EXERCISE DETAILS: Scan the listing below for the word "Model" and state how many lines hold it. Write nothing but the number.

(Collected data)
--------------------

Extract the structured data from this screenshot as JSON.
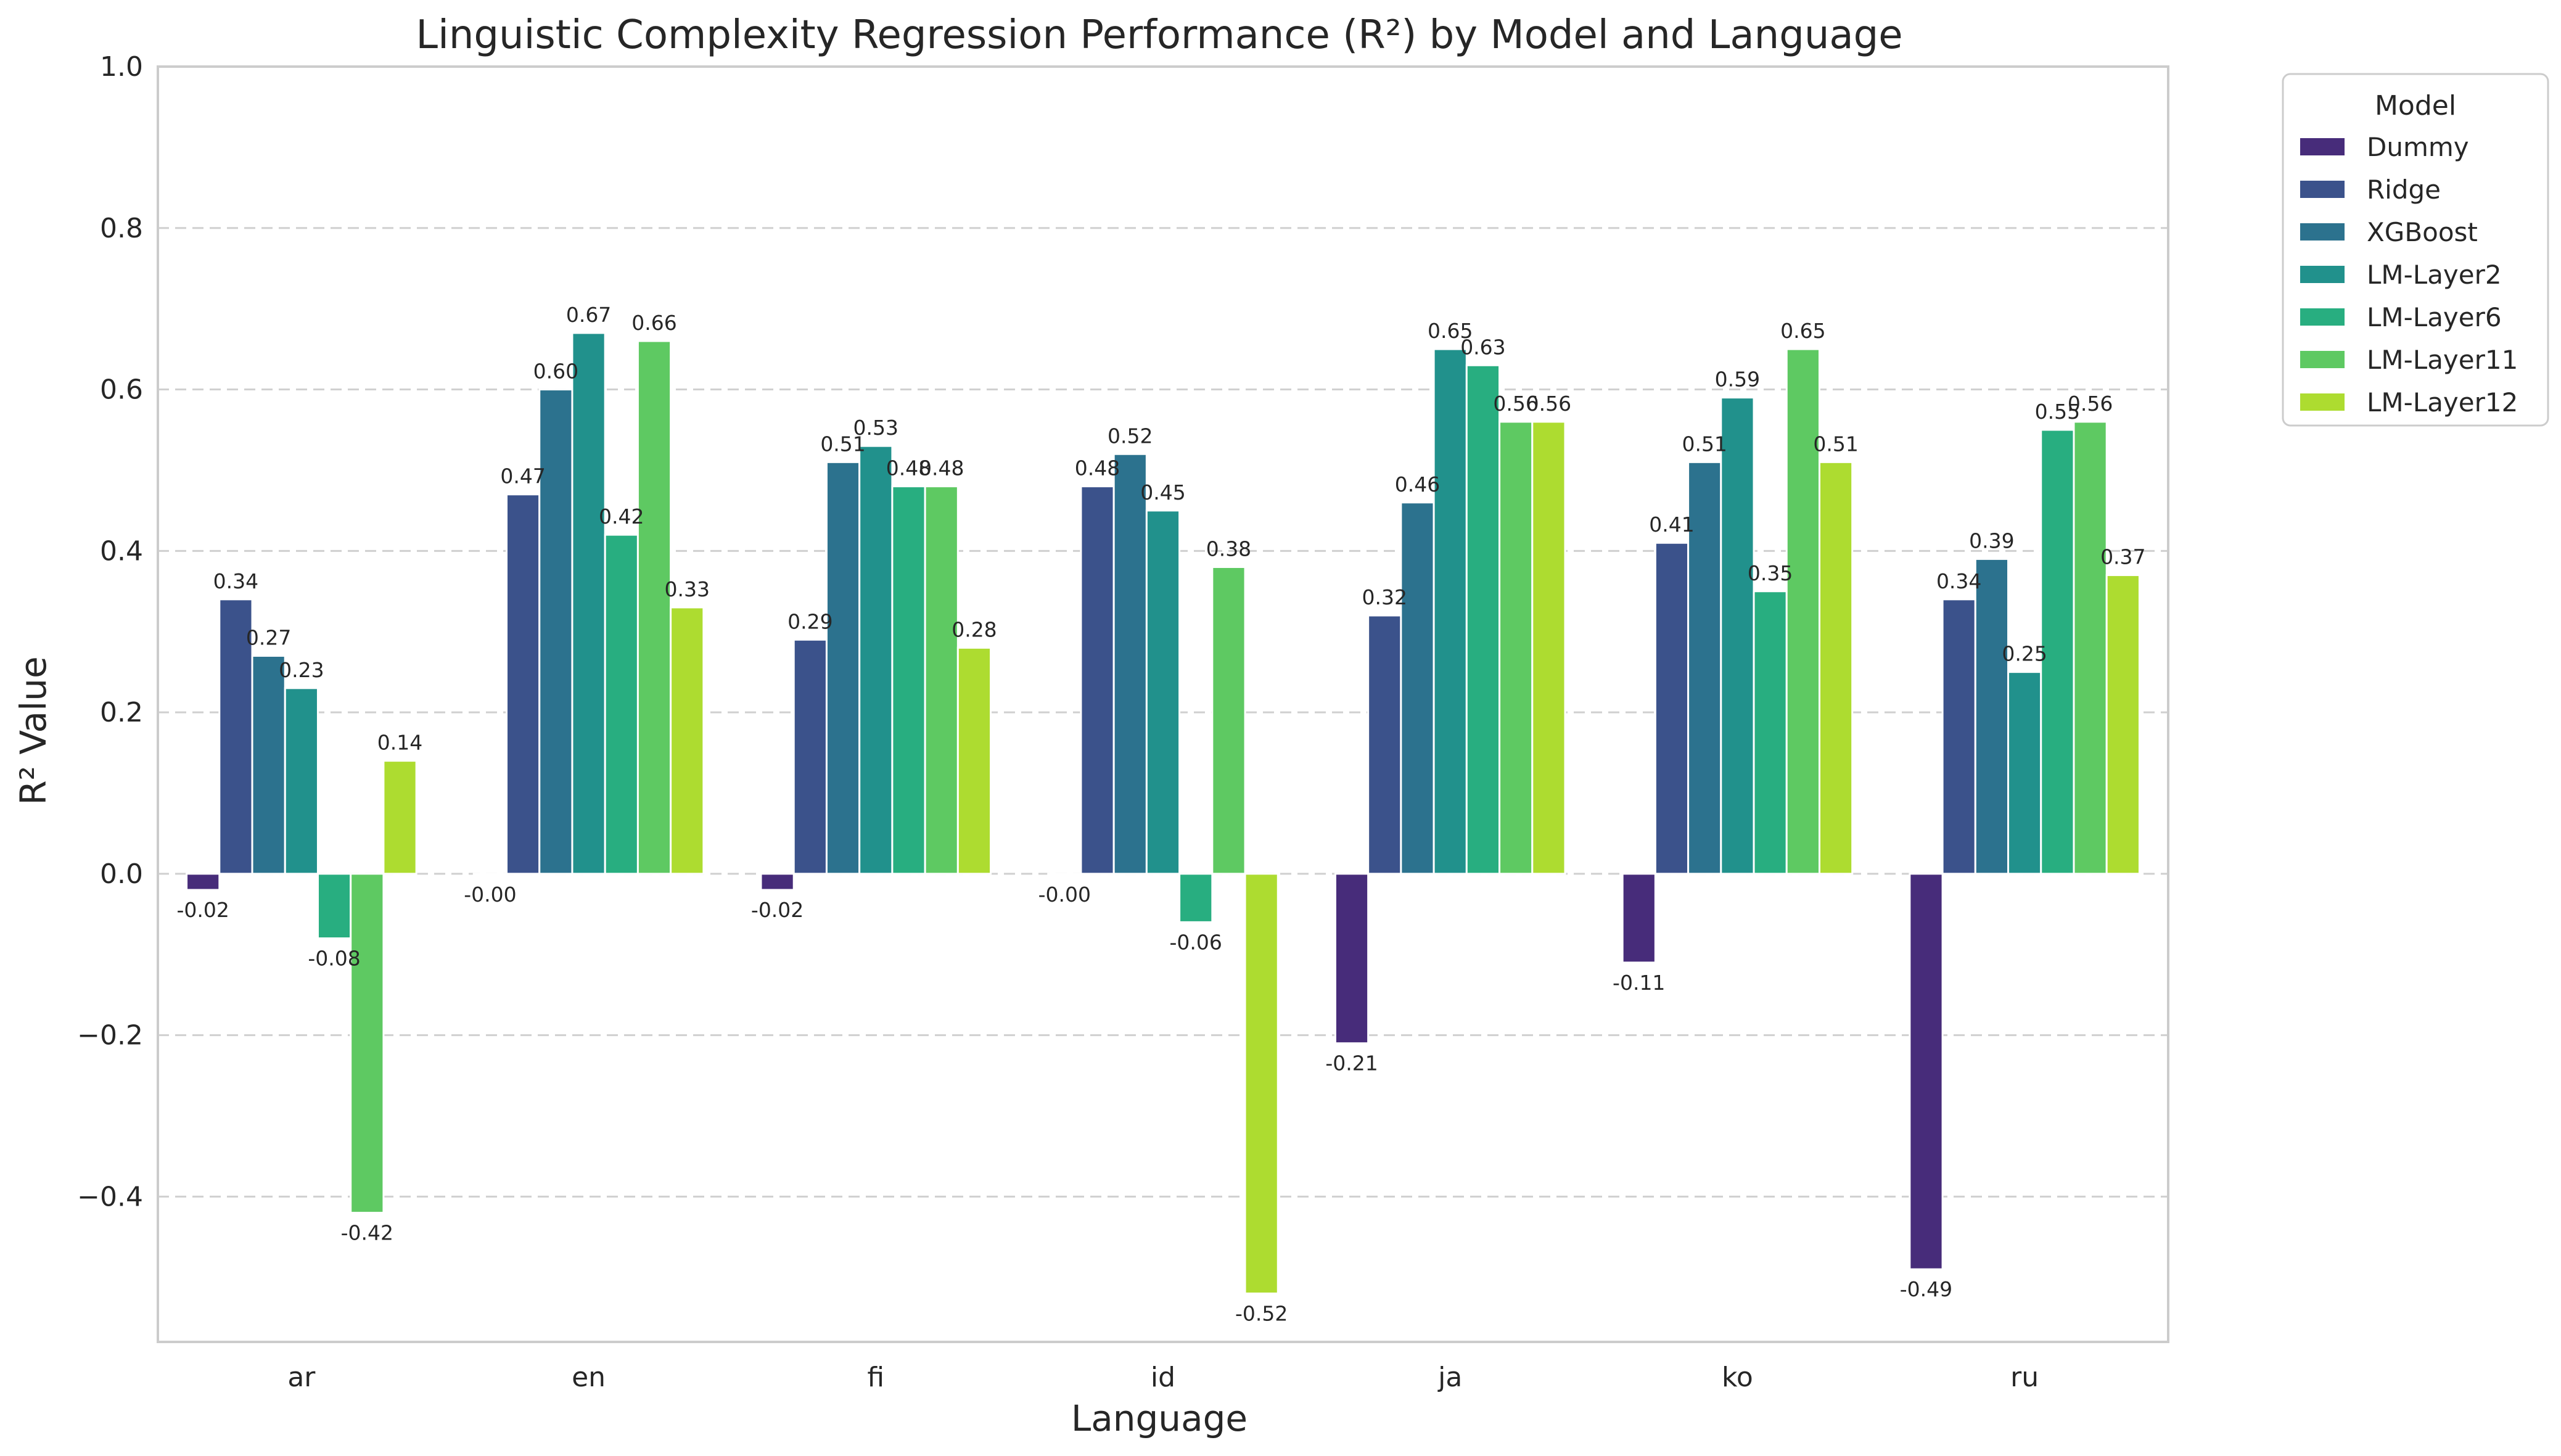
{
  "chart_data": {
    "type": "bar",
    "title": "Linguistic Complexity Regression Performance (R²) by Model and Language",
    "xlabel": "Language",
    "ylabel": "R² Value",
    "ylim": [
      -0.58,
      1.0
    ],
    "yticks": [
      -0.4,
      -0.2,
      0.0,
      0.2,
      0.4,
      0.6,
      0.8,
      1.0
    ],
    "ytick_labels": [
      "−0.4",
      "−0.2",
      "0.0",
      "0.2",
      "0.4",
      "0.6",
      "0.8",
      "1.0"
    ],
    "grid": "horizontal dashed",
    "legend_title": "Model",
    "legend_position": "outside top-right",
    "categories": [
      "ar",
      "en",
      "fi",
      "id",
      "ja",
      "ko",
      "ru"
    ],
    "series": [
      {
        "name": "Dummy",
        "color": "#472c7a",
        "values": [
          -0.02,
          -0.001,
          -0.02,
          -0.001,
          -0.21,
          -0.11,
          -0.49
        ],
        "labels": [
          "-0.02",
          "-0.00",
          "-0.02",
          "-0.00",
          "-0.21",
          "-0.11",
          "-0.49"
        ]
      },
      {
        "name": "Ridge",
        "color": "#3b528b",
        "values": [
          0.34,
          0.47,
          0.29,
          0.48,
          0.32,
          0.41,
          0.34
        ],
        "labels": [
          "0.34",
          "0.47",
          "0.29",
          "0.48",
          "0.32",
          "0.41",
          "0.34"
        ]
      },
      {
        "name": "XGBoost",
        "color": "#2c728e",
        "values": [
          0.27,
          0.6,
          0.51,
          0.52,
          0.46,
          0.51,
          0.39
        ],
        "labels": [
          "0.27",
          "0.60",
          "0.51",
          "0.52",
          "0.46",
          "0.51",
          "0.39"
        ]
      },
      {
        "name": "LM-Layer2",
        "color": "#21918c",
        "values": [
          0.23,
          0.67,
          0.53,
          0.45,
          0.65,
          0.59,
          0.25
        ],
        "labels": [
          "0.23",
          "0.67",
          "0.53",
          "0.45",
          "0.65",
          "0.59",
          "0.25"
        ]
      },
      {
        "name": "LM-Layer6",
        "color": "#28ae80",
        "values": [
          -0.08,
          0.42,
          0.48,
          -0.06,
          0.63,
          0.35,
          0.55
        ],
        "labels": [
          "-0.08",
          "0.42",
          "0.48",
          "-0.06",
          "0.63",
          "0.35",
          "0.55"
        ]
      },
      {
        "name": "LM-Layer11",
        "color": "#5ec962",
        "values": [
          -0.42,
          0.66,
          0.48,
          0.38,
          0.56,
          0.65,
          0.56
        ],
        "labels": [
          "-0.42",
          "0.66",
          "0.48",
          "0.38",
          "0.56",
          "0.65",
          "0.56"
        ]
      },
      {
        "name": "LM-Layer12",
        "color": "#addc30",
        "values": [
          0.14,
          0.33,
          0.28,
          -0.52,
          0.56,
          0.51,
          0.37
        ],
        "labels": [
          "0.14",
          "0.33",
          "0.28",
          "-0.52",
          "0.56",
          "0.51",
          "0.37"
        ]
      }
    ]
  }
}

--------------------

EXERCISE ANSWER: 2